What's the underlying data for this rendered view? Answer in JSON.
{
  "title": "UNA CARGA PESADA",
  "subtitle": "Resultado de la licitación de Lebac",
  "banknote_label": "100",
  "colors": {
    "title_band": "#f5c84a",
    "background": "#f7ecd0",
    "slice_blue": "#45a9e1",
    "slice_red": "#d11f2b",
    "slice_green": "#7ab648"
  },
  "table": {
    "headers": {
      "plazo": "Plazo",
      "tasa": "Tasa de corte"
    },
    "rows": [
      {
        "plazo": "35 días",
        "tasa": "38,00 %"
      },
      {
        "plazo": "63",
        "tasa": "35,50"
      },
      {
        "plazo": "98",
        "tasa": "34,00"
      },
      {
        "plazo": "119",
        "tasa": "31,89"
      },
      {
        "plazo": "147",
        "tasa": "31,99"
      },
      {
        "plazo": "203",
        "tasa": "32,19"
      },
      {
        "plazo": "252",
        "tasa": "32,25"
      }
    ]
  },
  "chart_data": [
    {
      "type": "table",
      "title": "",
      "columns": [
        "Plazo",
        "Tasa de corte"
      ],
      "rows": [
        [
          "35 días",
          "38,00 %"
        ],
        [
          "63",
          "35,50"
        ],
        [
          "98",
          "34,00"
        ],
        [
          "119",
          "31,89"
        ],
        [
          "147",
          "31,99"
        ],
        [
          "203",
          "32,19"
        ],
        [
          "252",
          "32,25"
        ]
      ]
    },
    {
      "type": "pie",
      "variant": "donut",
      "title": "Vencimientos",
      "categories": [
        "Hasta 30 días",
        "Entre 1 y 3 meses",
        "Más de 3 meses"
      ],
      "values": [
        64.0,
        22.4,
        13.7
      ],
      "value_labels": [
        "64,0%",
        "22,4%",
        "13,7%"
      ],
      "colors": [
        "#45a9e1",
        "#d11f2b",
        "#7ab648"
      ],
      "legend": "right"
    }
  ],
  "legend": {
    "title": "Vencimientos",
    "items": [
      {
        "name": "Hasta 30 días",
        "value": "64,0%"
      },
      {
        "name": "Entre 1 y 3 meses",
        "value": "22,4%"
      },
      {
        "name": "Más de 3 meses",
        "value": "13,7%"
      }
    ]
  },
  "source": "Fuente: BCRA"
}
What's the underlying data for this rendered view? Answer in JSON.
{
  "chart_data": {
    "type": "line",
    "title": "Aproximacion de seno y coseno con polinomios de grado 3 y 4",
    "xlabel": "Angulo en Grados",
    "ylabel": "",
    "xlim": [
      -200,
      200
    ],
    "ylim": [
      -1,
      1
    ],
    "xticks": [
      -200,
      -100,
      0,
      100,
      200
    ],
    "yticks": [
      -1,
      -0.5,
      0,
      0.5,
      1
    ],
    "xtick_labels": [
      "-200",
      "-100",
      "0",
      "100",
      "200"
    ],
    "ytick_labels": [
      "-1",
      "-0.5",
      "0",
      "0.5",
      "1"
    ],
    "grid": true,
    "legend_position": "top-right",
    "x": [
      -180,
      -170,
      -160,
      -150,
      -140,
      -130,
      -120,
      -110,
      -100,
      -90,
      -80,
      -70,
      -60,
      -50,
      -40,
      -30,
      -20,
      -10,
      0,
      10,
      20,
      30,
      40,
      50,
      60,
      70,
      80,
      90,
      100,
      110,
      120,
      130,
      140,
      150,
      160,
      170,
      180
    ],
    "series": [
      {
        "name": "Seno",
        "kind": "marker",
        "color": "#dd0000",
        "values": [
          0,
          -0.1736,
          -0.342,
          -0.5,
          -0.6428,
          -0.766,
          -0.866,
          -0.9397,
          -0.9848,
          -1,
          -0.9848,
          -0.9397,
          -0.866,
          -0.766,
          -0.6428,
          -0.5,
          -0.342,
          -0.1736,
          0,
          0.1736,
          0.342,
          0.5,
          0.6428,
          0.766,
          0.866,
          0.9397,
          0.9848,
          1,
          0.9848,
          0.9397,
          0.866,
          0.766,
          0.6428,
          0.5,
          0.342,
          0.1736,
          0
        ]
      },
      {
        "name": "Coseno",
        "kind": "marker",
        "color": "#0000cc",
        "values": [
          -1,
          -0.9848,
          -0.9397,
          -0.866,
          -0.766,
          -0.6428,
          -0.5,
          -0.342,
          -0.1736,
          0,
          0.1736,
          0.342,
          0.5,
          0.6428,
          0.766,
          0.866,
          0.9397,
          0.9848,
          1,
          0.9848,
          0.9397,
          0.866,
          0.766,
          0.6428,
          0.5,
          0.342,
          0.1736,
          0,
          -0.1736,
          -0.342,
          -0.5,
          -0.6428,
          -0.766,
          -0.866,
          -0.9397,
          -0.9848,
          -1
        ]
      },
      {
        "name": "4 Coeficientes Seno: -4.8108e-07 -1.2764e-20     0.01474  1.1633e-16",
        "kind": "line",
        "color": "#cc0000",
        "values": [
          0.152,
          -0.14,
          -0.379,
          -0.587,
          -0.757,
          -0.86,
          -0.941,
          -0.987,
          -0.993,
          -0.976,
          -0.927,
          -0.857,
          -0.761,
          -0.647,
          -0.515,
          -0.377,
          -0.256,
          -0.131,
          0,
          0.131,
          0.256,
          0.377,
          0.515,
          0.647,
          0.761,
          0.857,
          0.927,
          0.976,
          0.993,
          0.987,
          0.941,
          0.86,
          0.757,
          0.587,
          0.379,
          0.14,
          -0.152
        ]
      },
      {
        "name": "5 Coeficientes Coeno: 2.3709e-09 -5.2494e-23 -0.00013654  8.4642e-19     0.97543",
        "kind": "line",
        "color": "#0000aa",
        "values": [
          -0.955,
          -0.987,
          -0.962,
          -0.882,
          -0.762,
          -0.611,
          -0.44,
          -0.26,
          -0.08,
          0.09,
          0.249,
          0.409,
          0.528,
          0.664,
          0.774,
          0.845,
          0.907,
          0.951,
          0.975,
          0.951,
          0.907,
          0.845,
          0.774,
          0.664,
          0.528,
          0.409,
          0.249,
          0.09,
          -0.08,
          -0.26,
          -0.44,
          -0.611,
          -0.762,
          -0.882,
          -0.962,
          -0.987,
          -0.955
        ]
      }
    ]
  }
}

=-=-=

Work to be completed
Quote the data above in full, changing nothing.

Response to the exercise
What's the underlying data for this rendered view? Answer in JSON.
{
  "title": "UNA CARGA PESADA",
  "subtitle": "Resultado de la licitación de Lebac",
  "banknote_label": "100",
  "colors": {
    "title_band": "#f5c84a",
    "background": "#f7ecd0",
    "slice_blue": "#45a9e1",
    "slice_red": "#d11f2b",
    "slice_green": "#7ab648"
  },
  "table": {
    "headers": {
      "plazo": "Plazo",
      "tasa": "Tasa de corte"
    },
    "rows": [
      {
        "plazo": "35 días",
        "tasa": "38,00 %"
      },
      {
        "plazo": "63",
        "tasa": "35,50"
      },
      {
        "plazo": "98",
        "tasa": "34,00"
      },
      {
        "plazo": "119",
        "tasa": "31,89"
      },
      {
        "plazo": "147",
        "tasa": "31,99"
      },
      {
        "plazo": "203",
        "tasa": "32,19"
      },
      {
        "plazo": "252",
        "tasa": "32,25"
      }
    ]
  },
  "chart_data": [
    {
      "type": "table",
      "title": "",
      "columns": [
        "Plazo",
        "Tasa de corte"
      ],
      "rows": [
        [
          "35 días",
          "38,00 %"
        ],
        [
          "63",
          "35,50"
        ],
        [
          "98",
          "34,00"
        ],
        [
          "119",
          "31,89"
        ],
        [
          "147",
          "31,99"
        ],
        [
          "203",
          "32,19"
        ],
        [
          "252",
          "32,25"
        ]
      ]
    },
    {
      "type": "pie",
      "variant": "donut",
      "title": "Vencimientos",
      "categories": [
        "Hasta 30 días",
        "Entre 1 y 3 meses",
        "Más de 3 meses"
      ],
      "values": [
        64.0,
        22.4,
        13.7
      ],
      "value_labels": [
        "64,0%",
        "22,4%",
        "13,7%"
      ],
      "colors": [
        "#45a9e1",
        "#d11f2b",
        "#7ab648"
      ],
      "legend": "right"
    }
  ],
  "legend": {
    "title": "Vencimientos",
    "items": [
      {
        "name": "Hasta 30 días",
        "value": "64,0%"
      },
      {
        "name": "Entre 1 y 3 meses",
        "value": "22,4%"
      },
      {
        "name": "Más de 3 meses",
        "value": "13,7%"
      }
    ]
  },
  "source": "Fuente: BCRA"
}
What's the underlying data for this rendered view? Answer in JSON.
{
  "chart_data": {
    "type": "line",
    "title": "Aproximacion de seno y coseno con polinomios de grado 3 y 4",
    "xlabel": "Angulo en Grados",
    "ylabel": "",
    "xlim": [
      -200,
      200
    ],
    "ylim": [
      -1,
      1
    ],
    "xticks": [
      -200,
      -100,
      0,
      100,
      200
    ],
    "yticks": [
      -1,
      -0.5,
      0,
      0.5,
      1
    ],
    "xtick_labels": [
      "-200",
      "-100",
      "0",
      "100",
      "200"
    ],
    "ytick_labels": [
      "-1",
      "-0.5",
      "0",
      "0.5",
      "1"
    ],
    "grid": true,
    "legend_position": "top-right",
    "x": [
      -180,
      -170,
      -160,
      -150,
      -140,
      -130,
      -120,
      -110,
      -100,
      -90,
      -80,
      -70,
      -60,
      -50,
      -40,
      -30,
      -20,
      -10,
      0,
      10,
      20,
      30,
      40,
      50,
      60,
      70,
      80,
      90,
      100,
      110,
      120,
      130,
      140,
      150,
      160,
      170,
      180
    ],
    "series": [
      {
        "name": "Seno",
        "kind": "marker",
        "color": "#dd0000",
        "values": [
          0,
          -0.1736,
          -0.342,
          -0.5,
          -0.6428,
          -0.766,
          -0.866,
          -0.9397,
          -0.9848,
          -1,
          -0.9848,
          -0.9397,
          -0.866,
          -0.766,
          -0.6428,
          -0.5,
          -0.342,
          -0.1736,
          0,
          0.1736,
          0.342,
          0.5,
          0.6428,
          0.766,
          0.866,
          0.9397,
          0.9848,
          1,
          0.9848,
          0.9397,
          0.866,
          0.766,
          0.6428,
          0.5,
          0.342,
          0.1736,
          0
        ]
      },
      {
        "name": "Coseno",
        "kind": "marker",
        "color": "#0000cc",
        "values": [
          -1,
          -0.9848,
          -0.9397,
          -0.866,
          -0.766,
          -0.6428,
          -0.5,
          -0.342,
          -0.1736,
          0,
          0.1736,
          0.342,
          0.5,
          0.6428,
          0.766,
          0.866,
          0.9397,
          0.9848,
          1,
          0.9848,
          0.9397,
          0.866,
          0.766,
          0.6428,
          0.5,
          0.342,
          0.1736,
          0,
          -0.1736,
          -0.342,
          -0.5,
          -0.6428,
          -0.766,
          -0.866,
          -0.9397,
          -0.9848,
          -1
        ]
      },
      {
        "name": "4 Coeficientes Seno: -4.8108e-07 -1.2764e-20     0.01474  1.1633e-16",
        "kind": "line",
        "color": "#cc0000",
        "values": [
          0.152,
          -0.14,
          -0.379,
          -0.587,
          -0.757,
          -0.86,
          -0.941,
          -0.987,
          -0.993,
          -0.976,
          -0.927,
          -0.857,
          -0.761,
          -0.647,
          -0.515,
          -0.377,
          -0.256,
          -0.131,
          0,
          0.131,
          0.256,
          0.377,
          0.515,
          0.647,
          0.761,
          0.857,
          0.927,
          0.976,
          0.993,
          0.987,
          0.941,
          0.86,
          0.757,
          0.587,
          0.379,
          0.14,
          -0.152
        ]
      },
      {
        "name": "5 Coeficientes Coeno: 2.3709e-09 -5.2494e-23 -0.00013654  8.4642e-19     0.97543",
        "kind": "line",
        "color": "#0000aa",
        "values": [
          -0.955,
          -0.987,
          -0.962,
          -0.882,
          -0.762,
          -0.611,
          -0.44,
          -0.26,
          -0.08,
          0.09,
          0.249,
          0.409,
          0.528,
          0.664,
          0.774,
          0.845,
          0.907,
          0.951,
          0.975,
          0.951,
          0.907,
          0.845,
          0.774,
          0.664,
          0.528,
          0.409,
          0.249,
          0.09,
          -0.08,
          -0.26,
          -0.44,
          -0.611,
          -0.762,
          -0.882,
          -0.962,
          -0.987,
          -0.955
        ]
      }
    ]
  }
}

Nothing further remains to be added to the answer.